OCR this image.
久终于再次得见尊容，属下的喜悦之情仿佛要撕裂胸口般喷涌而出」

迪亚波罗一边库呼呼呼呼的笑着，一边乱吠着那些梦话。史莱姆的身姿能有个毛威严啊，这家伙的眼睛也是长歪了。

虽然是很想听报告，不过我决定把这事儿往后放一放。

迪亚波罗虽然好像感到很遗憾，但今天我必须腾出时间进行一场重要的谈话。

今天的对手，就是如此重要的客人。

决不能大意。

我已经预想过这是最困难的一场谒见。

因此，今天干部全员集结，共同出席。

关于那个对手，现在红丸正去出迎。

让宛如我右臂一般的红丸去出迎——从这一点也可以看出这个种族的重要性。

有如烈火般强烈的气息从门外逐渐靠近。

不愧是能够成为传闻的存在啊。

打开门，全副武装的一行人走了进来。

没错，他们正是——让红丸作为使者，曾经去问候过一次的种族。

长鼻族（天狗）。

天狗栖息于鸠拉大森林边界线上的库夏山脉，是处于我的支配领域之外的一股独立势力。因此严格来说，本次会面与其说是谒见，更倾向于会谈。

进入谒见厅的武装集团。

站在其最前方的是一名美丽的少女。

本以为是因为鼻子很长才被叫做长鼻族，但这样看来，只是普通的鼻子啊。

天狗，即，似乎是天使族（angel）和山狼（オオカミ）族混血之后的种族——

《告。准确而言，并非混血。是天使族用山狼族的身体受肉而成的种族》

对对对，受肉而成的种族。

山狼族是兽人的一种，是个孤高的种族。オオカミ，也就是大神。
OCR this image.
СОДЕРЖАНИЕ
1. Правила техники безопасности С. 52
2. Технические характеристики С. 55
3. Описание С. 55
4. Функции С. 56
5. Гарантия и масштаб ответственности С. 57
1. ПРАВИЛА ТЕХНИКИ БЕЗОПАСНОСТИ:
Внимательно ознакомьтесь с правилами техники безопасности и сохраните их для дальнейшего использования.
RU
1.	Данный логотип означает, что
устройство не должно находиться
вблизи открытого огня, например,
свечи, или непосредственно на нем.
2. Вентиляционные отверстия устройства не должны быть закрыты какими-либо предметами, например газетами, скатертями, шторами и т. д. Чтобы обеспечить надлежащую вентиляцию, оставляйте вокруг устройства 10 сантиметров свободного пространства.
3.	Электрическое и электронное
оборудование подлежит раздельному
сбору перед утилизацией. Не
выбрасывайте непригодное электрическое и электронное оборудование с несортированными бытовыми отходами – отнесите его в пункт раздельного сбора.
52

- DIRECTIONS: Copy out every line of the listing that includes the string "オオカミ".

- ANSWER TO THIS EXERCISE:
天狗，即，似乎是天使族（angel）和山狼（オオカミ）族混血之后的种族——
山狼族是兽人的一种，是个孤高的种族。オオカミ，也就是大神。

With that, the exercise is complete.